**DÉFIS**
- 1) D'après le texte fourni, quelle croisière l'ami Al demande-t-il d'aller tester à sa place ?
- 2) Extrayez telles quelles les lignes des données de travail, en commençant par celle qui contient « 448, 244, 467] » et en terminant par celle qui contient « 372, 346, 391] », ces deux lignes comprises.

**TEXTE FOURNI**

====

Léandre Boizeau vous parle de son quotidien casanier, mais l'esprit vagabond...

Le créateur des Ronchons, personnages du fameux musée qui foulent les planches du Berry depuis près de quatre ans, ne pouvait rester sans voix, pas plus que ses comédiens d'copains.

Depuis le " jour 1 ", il ne manque pas de temps pour laisser ses pensées divaguer et faire " chonchonner " nos Ronchons préférés.









 

Le jour où j’ai failli périr en lac




C’était le bon temps,

celui où l’on pouvait aller à la pêche,

se promener librement dans la rue,

s’embrasser, voyager…


Finalement, c’était il y a très longtemps, bien avant le bal masqué qui bat son plein actuellement, mais je m’en souviens encore.


Il y a de ça une vingtaine d’années, mon ami Al, patron d’une agence de voyage en région parisienne me fait une demande bien particulière :

- Pourrais-tu me rendre le service d’aller tester pour moi la croisière Saint-Pétersbourg – Moscou ? La compagnie russe qui exploite cette ligne m’invite avec un groupe de décideurs de voyages avec l’espoir que nous l’inscrivions à notre programme. Mais j’ai un problème : à la même époque je suis à Rhodes.

====

**DONNÉES DE TRAVAIL**

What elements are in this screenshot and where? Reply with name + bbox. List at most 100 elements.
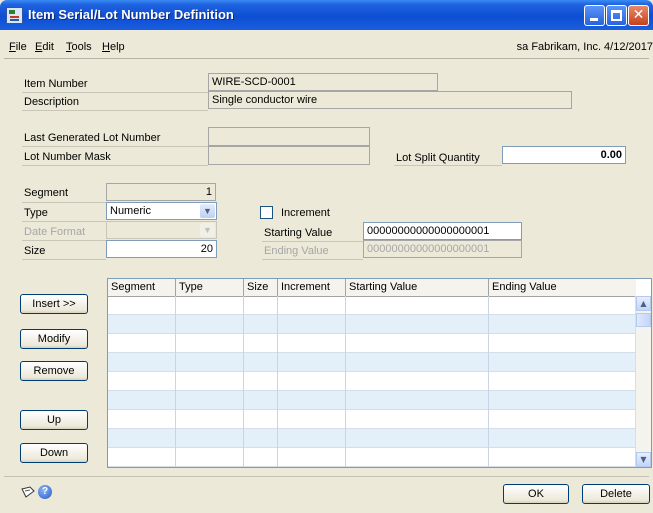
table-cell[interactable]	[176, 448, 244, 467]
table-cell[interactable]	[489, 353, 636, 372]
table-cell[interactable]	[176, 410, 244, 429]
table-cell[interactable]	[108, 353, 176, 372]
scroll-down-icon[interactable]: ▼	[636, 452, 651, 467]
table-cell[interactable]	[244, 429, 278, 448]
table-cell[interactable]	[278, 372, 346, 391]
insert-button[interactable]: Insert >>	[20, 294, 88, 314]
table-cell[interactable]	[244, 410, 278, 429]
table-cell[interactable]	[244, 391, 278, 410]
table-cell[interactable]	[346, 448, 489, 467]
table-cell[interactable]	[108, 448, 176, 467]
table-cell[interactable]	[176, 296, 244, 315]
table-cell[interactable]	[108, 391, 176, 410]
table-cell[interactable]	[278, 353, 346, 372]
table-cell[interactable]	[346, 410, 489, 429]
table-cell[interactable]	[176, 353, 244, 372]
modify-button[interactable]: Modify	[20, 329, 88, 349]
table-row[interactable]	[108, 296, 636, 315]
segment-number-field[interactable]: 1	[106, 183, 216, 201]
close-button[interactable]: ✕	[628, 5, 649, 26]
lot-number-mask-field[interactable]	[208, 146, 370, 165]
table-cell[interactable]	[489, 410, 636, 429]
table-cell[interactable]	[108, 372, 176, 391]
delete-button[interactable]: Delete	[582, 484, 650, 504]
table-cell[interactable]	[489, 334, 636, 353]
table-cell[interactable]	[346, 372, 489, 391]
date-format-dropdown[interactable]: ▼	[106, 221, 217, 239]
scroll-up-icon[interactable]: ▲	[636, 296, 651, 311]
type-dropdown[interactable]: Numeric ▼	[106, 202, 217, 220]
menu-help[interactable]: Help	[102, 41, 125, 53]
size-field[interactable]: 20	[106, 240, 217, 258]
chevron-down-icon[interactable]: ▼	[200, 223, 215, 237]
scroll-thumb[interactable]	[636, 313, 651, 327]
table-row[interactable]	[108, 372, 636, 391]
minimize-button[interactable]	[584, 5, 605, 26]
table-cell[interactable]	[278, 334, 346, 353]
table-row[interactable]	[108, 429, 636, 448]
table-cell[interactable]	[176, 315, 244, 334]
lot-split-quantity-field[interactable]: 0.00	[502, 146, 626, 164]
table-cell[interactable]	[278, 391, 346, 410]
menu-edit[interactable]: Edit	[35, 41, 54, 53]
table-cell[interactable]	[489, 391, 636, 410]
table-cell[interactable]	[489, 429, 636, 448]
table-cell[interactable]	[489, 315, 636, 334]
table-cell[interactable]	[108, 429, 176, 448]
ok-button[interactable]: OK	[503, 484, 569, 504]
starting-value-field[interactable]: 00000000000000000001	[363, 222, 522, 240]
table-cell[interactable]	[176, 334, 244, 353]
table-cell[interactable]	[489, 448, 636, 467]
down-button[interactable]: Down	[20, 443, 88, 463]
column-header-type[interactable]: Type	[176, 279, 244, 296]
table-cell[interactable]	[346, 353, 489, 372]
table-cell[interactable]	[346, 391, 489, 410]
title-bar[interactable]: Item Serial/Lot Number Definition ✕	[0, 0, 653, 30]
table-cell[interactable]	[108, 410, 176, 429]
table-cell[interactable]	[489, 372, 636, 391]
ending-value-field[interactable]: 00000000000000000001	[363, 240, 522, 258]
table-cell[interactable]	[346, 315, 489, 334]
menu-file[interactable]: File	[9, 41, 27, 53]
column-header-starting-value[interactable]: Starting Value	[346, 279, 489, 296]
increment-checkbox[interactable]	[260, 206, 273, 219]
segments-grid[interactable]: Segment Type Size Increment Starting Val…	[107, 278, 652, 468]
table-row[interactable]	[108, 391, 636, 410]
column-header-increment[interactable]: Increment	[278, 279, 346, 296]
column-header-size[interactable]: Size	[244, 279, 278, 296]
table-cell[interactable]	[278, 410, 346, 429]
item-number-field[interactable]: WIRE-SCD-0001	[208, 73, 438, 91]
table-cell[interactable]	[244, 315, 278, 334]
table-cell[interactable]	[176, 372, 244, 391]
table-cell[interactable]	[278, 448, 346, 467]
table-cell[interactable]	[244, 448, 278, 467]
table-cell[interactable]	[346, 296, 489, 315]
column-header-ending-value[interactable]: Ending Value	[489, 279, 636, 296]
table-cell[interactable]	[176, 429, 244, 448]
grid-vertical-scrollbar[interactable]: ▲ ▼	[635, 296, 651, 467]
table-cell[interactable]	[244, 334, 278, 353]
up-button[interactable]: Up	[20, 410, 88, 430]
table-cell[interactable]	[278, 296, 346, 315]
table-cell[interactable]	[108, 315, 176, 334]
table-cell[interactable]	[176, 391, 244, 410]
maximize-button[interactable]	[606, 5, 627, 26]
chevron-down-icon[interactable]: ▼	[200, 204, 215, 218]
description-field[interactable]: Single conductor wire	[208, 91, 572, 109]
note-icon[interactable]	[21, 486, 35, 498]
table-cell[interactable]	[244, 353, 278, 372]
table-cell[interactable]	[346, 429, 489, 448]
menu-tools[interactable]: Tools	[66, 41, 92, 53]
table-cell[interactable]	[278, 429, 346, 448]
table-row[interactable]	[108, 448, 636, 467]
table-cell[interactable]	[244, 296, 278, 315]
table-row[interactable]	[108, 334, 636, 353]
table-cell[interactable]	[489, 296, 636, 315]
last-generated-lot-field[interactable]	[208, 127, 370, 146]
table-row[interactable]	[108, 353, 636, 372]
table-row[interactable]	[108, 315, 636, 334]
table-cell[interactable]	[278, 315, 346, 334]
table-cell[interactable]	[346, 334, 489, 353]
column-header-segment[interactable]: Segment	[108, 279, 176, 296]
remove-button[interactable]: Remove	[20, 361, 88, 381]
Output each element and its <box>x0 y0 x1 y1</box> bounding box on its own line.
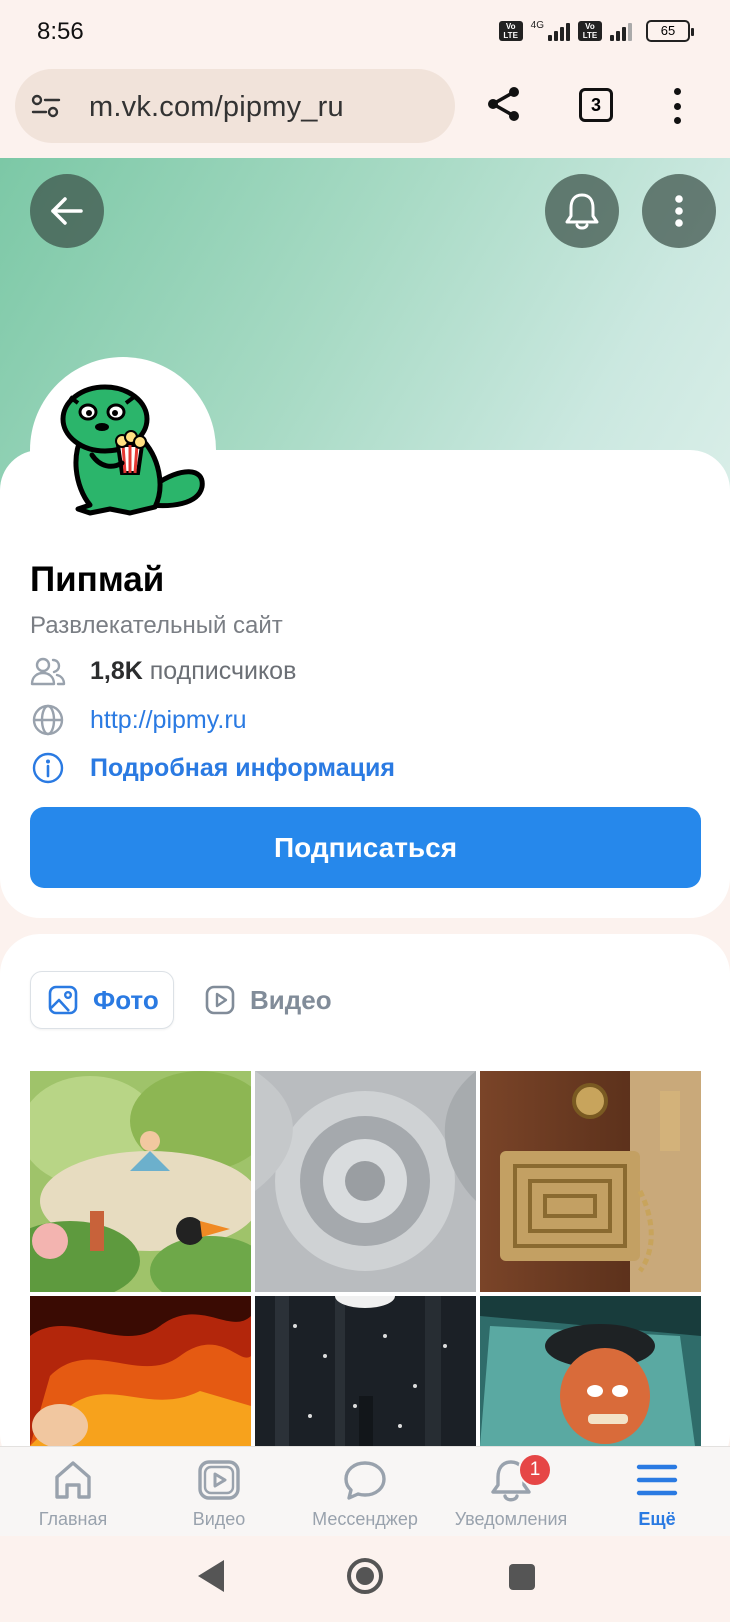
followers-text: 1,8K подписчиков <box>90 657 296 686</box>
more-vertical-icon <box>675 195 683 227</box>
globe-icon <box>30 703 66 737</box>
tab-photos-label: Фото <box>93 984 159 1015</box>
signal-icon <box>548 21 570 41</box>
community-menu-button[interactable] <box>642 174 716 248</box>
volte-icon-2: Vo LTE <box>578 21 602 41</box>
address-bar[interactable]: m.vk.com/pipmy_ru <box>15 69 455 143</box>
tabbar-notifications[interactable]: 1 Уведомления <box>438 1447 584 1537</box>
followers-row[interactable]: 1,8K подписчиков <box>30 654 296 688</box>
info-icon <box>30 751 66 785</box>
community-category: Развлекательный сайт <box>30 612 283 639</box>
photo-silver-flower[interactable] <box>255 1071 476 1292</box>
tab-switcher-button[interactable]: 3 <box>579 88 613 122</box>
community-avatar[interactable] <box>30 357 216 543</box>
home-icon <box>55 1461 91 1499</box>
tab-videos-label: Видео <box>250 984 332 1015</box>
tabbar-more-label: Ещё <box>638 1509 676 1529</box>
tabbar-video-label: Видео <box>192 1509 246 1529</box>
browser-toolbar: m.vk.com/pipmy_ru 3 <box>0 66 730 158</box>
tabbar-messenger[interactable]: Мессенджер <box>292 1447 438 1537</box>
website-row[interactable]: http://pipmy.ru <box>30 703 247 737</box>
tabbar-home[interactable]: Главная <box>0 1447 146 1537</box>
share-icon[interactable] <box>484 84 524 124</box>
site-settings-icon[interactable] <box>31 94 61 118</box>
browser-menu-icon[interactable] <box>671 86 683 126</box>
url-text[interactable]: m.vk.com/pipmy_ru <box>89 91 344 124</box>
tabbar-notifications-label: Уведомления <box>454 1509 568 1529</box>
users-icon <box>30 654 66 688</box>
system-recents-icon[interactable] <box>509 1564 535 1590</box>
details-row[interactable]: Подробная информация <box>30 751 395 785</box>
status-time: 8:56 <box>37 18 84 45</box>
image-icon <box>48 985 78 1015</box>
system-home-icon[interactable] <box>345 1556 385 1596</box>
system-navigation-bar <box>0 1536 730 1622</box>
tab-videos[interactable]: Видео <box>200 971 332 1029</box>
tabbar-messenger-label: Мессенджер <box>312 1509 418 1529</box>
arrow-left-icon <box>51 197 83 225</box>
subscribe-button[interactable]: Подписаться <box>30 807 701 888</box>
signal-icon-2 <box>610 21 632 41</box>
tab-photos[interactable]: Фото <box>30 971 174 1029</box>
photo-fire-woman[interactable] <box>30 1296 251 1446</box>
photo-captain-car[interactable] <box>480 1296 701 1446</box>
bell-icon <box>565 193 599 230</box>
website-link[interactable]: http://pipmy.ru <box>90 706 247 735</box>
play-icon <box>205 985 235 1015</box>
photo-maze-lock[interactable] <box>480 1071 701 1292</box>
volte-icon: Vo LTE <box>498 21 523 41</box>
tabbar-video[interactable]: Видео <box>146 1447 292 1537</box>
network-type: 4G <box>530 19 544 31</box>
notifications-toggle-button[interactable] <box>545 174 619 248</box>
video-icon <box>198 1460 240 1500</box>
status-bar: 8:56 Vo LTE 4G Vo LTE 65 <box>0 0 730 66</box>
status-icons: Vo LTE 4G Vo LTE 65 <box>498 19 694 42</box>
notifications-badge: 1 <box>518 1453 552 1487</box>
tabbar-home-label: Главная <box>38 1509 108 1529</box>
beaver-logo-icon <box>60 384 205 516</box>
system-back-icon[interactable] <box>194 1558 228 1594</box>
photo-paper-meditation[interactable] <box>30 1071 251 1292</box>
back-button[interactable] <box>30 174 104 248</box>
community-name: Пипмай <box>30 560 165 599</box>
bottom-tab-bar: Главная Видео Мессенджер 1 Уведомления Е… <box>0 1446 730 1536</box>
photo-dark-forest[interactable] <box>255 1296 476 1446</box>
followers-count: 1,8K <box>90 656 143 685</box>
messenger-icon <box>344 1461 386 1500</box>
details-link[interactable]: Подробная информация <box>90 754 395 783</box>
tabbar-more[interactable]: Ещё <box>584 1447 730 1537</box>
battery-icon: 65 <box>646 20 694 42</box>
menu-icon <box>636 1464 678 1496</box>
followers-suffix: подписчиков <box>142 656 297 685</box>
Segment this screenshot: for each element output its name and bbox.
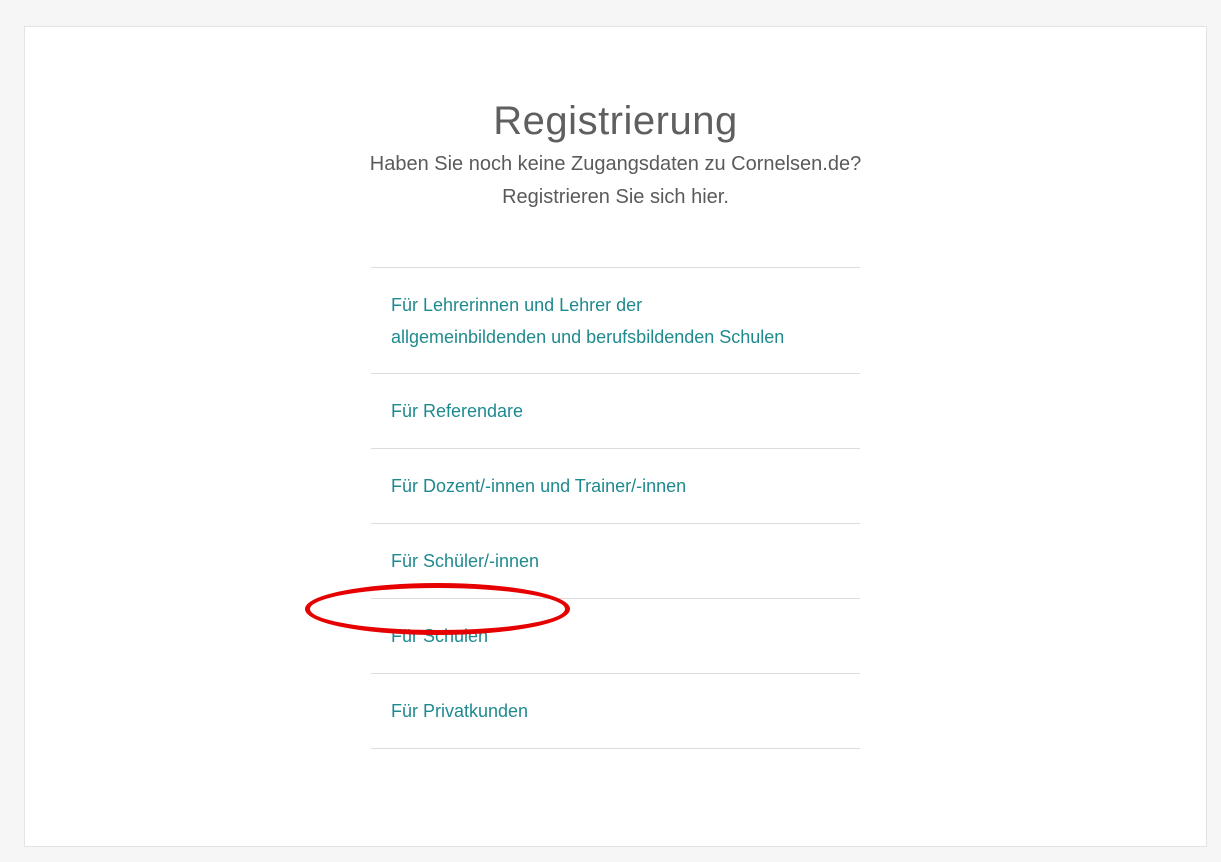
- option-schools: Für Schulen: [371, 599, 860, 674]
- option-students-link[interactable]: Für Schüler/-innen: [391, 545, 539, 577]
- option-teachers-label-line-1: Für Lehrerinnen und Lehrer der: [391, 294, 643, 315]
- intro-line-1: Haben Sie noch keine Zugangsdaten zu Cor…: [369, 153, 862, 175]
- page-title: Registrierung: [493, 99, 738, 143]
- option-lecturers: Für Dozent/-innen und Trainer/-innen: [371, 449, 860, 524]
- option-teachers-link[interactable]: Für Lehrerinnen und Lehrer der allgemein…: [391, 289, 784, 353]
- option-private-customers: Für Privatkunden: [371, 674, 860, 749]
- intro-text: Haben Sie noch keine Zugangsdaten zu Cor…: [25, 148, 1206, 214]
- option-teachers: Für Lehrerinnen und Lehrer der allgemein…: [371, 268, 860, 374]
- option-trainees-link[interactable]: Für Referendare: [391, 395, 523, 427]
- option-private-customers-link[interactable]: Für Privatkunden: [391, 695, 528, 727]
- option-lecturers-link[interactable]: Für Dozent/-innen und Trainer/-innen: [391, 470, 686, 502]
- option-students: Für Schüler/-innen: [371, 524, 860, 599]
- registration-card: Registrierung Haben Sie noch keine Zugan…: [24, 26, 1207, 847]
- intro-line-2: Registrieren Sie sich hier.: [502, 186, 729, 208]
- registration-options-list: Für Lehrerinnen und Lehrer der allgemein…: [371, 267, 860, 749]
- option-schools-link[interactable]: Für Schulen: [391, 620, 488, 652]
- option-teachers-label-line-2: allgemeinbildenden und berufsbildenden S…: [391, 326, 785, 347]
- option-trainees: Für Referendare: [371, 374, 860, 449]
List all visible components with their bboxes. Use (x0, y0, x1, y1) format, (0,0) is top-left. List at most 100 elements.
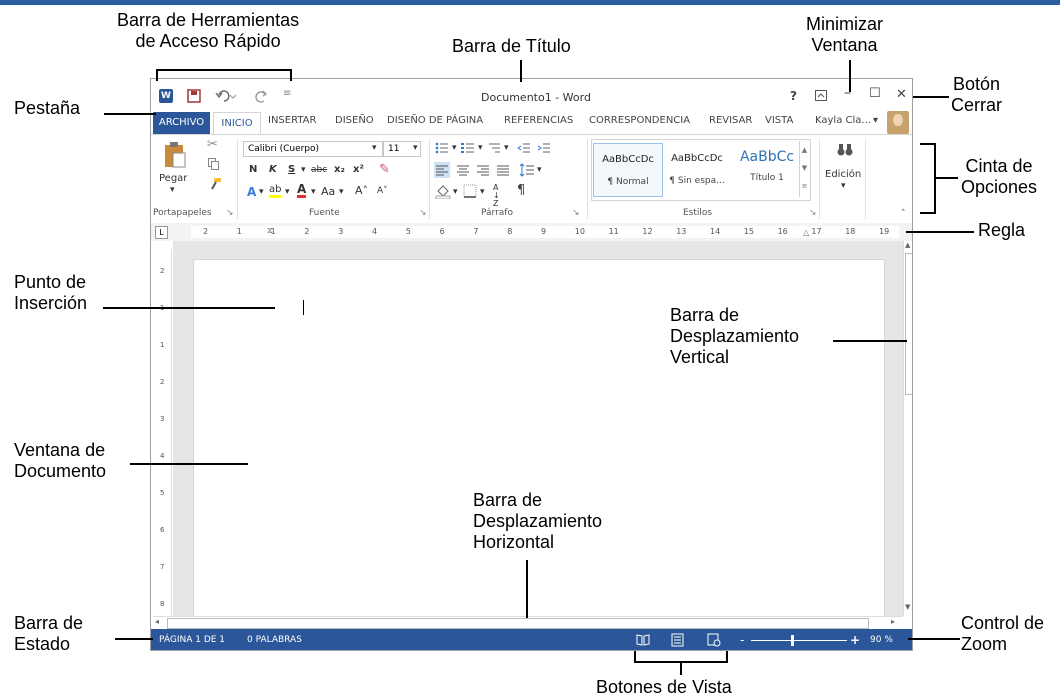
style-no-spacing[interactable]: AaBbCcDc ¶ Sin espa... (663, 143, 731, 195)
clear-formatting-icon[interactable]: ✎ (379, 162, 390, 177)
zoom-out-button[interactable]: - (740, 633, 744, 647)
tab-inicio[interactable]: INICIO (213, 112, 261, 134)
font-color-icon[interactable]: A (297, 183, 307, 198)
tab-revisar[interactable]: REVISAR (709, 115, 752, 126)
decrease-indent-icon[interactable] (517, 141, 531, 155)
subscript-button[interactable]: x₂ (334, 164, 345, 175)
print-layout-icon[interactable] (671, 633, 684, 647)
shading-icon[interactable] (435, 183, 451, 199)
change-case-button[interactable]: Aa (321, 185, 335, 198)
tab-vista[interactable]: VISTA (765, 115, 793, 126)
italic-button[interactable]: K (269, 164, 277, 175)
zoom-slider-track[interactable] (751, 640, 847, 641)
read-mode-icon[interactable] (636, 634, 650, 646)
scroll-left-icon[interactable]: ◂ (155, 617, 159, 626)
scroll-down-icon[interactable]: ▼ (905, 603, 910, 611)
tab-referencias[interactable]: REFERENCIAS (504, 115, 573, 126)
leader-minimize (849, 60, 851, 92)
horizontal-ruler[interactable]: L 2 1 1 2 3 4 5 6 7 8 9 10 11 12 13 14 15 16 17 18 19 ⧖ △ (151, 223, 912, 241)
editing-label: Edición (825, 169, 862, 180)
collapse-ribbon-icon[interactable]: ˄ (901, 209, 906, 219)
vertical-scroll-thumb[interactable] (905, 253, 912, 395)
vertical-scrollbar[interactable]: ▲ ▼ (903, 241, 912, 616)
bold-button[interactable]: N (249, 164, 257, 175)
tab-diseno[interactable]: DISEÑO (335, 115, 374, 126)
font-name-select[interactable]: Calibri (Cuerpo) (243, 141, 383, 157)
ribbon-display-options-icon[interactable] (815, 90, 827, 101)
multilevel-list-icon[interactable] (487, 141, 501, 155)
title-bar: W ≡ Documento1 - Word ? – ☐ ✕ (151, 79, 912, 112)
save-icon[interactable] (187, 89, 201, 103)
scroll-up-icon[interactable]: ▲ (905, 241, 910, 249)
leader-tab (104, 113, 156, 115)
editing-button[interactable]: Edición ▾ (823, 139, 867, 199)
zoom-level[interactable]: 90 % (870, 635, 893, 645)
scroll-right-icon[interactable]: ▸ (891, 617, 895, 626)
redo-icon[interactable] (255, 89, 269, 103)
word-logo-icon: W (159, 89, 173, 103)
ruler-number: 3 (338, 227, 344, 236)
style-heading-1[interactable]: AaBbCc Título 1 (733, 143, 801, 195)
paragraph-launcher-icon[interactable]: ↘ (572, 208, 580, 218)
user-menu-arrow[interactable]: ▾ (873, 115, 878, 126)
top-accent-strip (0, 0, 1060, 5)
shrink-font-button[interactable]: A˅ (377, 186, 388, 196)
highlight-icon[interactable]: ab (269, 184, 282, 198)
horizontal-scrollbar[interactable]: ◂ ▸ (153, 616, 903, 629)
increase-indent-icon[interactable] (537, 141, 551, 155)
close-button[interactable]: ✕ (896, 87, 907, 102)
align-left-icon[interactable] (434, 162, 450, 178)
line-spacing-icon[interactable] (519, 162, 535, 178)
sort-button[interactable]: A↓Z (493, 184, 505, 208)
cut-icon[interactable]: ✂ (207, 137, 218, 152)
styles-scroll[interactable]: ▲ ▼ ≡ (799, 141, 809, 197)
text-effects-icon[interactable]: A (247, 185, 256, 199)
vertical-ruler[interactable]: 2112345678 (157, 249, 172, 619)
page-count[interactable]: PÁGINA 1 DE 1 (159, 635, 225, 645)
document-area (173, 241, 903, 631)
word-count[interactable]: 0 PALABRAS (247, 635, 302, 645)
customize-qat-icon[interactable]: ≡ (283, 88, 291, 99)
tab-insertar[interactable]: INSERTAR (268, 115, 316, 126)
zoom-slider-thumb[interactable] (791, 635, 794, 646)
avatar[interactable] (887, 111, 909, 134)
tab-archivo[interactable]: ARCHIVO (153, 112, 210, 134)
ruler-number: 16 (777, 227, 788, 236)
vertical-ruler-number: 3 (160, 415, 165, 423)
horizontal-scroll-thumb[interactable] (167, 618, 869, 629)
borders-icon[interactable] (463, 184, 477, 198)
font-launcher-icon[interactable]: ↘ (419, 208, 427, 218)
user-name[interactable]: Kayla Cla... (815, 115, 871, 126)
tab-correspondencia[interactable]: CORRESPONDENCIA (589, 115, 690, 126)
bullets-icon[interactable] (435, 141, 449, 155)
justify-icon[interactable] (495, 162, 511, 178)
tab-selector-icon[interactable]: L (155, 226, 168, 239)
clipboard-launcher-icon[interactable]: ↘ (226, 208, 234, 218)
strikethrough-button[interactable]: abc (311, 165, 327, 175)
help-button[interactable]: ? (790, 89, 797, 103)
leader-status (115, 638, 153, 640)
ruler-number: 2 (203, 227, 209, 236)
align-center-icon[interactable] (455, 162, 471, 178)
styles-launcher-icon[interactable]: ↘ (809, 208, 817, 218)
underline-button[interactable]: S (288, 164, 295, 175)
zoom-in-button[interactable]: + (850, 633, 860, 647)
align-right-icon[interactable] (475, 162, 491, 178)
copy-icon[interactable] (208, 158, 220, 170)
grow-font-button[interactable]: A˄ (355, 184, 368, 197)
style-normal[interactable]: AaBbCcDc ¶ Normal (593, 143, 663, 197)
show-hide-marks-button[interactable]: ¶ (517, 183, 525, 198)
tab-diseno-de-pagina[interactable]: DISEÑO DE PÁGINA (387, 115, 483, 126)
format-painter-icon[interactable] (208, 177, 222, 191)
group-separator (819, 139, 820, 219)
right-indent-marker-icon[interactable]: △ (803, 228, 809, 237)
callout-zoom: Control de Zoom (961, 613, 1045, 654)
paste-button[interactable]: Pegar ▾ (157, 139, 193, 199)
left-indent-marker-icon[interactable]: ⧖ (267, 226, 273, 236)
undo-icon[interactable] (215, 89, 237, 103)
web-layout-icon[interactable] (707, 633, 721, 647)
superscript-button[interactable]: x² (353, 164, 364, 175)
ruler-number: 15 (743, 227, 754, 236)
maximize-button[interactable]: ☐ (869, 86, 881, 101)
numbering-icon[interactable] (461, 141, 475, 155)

====

**CORRIGÉS DES EXERCICES**
- 1) La croisière Saint-Pétersbourg – Moscou.

- 2)
table-cell[interactable]	[176, 448, 244, 467]
table-cell[interactable]	[489, 353, 636, 372]
table-cell[interactable]	[176, 410, 244, 429]
table-cell[interactable]	[108, 353, 176, 372]
scroll-down-icon[interactable]: ▼	[636, 452, 651, 467]
table-cell[interactable]	[244, 429, 278, 448]
table-cell[interactable]	[278, 372, 346, 391]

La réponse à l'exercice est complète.